» Task brief
Check each line of the records below and collect those that include the word "this".
-- start of Material shown --
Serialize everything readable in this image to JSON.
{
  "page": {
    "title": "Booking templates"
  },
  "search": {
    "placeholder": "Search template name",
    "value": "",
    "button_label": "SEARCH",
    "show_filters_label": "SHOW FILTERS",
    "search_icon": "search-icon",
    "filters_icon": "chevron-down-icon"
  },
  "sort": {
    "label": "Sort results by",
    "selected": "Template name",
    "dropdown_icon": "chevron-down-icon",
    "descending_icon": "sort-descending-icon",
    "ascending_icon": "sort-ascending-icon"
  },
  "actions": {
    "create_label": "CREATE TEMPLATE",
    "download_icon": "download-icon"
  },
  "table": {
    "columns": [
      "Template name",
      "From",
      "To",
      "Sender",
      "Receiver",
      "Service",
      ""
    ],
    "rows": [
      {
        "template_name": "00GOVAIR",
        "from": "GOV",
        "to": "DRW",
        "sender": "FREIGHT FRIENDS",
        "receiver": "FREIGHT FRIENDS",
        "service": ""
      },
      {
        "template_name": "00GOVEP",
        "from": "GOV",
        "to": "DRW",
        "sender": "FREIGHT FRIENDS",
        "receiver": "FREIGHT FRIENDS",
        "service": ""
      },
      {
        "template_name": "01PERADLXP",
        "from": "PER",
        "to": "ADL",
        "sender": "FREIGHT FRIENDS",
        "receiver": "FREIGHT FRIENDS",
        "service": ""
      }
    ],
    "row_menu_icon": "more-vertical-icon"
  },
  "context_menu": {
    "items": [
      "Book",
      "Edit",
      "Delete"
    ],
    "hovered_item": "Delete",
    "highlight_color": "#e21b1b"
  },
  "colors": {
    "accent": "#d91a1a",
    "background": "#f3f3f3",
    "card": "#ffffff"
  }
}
-- end of Material shown --
-- start of Material shown --
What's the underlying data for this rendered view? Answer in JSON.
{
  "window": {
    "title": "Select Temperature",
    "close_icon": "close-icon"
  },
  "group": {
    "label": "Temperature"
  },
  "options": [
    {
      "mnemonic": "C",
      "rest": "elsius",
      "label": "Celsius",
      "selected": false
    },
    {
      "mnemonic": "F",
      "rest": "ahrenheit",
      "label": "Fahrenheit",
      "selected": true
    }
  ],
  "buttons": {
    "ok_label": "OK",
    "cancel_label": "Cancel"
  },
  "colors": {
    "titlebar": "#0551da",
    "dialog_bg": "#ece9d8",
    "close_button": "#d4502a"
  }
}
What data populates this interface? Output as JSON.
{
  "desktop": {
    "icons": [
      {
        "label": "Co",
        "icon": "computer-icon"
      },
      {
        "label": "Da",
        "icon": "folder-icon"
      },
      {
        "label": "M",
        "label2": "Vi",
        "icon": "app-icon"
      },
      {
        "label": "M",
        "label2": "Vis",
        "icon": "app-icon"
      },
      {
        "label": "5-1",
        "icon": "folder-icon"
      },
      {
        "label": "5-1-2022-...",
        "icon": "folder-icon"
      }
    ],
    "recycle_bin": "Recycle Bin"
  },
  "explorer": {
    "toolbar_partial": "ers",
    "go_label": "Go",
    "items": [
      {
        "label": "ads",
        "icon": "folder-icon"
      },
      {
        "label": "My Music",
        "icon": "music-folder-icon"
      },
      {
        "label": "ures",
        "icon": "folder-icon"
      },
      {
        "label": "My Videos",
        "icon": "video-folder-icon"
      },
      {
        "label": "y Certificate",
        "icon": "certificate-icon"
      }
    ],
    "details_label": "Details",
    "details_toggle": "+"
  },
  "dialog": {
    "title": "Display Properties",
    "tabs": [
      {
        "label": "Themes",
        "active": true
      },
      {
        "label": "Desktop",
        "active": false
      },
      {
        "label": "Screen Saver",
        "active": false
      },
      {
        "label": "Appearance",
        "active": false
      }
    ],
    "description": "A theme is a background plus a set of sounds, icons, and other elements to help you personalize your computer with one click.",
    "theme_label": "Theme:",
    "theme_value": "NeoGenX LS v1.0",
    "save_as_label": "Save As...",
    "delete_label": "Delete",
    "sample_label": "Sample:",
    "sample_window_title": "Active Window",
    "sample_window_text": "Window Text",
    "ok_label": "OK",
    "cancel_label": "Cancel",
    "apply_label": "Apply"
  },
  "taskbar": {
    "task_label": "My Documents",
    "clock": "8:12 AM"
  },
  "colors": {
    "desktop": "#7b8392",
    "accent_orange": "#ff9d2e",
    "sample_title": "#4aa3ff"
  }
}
-- end of Material shown --
» Result of the task
Serialize everything readable in this image to JSON.
What's the underlying data for this rendered view? Answer in JSON.
What data populates this interface? Output as JSON.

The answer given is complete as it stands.